* Begin Material supplied *

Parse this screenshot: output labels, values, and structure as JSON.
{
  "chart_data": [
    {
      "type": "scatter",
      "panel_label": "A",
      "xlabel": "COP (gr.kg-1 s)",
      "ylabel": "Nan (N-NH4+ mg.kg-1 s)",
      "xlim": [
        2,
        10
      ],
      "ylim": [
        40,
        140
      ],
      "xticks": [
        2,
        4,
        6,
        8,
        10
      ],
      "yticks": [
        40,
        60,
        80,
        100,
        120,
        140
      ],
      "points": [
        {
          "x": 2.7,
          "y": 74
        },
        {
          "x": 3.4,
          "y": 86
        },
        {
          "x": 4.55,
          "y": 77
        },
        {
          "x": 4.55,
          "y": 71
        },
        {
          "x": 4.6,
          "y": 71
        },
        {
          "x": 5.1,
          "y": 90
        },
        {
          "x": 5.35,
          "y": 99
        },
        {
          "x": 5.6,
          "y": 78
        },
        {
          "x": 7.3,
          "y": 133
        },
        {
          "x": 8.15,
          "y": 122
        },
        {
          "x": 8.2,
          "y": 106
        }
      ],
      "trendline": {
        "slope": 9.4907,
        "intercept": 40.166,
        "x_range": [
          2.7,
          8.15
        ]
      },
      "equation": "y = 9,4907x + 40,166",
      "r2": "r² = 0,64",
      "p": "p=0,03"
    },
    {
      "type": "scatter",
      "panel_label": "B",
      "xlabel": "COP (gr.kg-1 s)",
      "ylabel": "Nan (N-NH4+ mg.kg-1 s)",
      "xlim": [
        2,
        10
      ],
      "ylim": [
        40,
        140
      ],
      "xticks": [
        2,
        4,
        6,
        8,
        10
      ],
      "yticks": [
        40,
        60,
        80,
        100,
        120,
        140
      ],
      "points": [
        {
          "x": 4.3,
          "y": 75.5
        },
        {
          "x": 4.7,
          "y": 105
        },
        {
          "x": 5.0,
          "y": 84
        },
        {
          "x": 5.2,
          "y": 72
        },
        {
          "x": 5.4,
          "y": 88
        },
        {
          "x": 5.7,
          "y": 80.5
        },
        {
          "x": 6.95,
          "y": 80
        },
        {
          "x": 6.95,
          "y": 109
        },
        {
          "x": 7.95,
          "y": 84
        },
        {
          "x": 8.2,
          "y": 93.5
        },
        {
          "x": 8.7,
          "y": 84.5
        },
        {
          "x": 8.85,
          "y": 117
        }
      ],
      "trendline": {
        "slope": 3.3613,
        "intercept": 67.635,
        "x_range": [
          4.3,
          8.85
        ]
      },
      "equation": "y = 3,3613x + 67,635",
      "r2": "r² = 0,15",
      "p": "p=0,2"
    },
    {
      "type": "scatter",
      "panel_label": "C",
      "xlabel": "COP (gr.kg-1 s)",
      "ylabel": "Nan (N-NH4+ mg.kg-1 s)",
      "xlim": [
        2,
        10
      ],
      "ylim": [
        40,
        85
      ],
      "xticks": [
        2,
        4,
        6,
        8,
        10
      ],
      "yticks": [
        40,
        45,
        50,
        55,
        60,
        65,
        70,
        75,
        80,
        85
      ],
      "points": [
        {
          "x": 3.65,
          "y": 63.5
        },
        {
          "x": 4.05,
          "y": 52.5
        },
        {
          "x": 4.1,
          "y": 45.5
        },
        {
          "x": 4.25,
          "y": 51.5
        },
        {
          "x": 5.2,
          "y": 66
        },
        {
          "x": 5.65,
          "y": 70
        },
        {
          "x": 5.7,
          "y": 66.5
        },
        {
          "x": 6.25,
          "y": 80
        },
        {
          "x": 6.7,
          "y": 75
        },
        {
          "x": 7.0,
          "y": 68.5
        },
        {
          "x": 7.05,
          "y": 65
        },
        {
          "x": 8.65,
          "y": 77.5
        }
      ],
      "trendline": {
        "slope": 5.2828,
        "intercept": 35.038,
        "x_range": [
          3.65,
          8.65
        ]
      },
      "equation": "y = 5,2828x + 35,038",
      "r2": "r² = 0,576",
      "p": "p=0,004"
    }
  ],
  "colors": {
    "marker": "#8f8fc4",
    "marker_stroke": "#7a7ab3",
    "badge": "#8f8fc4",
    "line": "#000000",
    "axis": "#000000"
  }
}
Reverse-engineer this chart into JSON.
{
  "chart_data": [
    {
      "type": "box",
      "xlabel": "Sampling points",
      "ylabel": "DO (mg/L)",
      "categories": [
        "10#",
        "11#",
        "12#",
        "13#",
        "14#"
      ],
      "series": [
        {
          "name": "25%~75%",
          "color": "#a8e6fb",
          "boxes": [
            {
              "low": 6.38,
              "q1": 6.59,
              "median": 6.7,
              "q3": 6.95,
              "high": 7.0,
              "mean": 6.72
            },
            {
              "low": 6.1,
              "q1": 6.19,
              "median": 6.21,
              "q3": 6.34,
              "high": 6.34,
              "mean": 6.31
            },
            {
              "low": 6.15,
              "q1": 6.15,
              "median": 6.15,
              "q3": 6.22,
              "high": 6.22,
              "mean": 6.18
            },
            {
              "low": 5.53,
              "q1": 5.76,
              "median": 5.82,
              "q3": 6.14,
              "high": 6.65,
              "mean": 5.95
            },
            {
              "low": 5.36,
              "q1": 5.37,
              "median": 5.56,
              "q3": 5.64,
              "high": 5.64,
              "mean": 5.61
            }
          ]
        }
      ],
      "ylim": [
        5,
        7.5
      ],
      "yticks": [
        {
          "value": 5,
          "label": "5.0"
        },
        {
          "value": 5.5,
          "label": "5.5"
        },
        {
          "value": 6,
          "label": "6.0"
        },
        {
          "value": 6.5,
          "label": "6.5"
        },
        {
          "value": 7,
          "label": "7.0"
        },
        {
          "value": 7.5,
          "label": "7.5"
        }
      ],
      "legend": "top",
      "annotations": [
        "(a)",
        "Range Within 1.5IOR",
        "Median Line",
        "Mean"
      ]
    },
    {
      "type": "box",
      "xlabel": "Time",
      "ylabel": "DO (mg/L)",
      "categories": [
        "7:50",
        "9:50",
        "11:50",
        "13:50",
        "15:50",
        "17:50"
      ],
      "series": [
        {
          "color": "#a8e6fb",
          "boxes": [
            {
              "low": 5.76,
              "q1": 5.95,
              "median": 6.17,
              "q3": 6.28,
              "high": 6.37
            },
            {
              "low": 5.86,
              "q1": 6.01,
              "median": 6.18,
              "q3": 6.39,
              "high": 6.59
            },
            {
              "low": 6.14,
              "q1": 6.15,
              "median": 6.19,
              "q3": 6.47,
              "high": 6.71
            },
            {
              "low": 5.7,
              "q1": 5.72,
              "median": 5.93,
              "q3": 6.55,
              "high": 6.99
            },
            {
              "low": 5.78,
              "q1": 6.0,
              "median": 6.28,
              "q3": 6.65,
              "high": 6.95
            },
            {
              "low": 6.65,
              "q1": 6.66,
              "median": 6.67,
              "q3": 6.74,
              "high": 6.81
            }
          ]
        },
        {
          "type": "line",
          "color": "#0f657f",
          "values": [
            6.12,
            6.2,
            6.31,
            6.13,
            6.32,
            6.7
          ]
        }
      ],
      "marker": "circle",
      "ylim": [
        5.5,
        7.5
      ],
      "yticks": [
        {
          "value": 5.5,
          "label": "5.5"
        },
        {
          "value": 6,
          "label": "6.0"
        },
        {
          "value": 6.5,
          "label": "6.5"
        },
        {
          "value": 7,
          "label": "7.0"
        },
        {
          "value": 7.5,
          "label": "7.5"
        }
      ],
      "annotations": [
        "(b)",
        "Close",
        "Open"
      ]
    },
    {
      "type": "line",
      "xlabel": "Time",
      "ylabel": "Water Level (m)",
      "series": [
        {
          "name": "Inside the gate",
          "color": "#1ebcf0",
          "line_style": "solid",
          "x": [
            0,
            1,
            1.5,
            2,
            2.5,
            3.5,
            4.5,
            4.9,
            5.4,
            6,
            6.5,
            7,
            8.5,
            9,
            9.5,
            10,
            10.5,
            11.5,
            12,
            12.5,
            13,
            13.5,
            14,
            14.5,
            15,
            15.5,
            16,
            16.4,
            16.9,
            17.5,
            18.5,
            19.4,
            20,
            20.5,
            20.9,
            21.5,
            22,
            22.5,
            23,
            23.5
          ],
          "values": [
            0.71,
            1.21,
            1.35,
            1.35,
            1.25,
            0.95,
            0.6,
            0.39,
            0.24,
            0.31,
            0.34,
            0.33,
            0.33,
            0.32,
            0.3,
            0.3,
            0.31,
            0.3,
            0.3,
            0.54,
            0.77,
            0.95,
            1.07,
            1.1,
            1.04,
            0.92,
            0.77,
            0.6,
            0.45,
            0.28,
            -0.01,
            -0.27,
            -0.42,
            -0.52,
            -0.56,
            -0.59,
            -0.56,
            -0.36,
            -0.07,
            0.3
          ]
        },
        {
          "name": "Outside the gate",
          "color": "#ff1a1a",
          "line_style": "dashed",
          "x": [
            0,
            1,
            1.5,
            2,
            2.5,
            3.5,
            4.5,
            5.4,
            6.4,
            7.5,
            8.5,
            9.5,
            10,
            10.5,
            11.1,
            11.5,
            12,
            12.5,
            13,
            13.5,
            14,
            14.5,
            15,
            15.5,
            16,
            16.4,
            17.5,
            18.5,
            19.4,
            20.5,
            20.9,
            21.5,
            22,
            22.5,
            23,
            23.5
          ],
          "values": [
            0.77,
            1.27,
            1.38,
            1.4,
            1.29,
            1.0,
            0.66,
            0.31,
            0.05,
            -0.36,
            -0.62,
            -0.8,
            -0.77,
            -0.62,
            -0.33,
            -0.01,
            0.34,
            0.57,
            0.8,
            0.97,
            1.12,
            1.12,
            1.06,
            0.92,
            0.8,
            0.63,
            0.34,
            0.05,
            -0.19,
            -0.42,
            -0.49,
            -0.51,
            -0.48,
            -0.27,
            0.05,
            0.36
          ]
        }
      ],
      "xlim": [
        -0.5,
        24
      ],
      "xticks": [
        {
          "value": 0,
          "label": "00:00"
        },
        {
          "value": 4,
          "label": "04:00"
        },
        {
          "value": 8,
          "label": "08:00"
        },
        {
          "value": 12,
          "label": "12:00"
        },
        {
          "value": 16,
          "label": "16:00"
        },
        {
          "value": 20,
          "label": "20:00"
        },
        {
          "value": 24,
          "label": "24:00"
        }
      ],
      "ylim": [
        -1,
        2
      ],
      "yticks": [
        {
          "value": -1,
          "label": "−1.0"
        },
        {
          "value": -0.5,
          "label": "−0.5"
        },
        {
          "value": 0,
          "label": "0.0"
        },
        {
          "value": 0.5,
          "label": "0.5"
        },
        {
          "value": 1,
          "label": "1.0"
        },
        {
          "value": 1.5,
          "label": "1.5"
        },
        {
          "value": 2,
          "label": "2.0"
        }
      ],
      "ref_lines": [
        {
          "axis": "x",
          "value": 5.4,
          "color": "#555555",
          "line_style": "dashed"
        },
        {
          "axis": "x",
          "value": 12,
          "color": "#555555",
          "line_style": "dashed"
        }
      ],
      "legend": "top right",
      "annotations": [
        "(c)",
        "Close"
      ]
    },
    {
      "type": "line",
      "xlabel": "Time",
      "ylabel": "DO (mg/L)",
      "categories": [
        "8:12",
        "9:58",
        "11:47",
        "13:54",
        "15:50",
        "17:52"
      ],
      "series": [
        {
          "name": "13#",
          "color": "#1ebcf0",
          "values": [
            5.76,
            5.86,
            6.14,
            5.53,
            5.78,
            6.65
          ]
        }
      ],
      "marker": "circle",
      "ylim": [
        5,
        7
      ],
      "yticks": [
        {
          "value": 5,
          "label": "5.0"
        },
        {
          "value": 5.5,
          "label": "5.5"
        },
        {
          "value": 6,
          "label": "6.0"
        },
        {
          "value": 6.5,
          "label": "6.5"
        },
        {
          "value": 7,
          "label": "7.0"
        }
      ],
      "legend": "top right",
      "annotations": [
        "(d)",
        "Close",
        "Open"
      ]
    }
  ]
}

* End Material supplied *

**Description of the task:** List each line of the records that holds the string "this".

**Result:**
Parse this screenshot: output labels, values, and structure as JSON.
Reverse-engineer this chart into JSON.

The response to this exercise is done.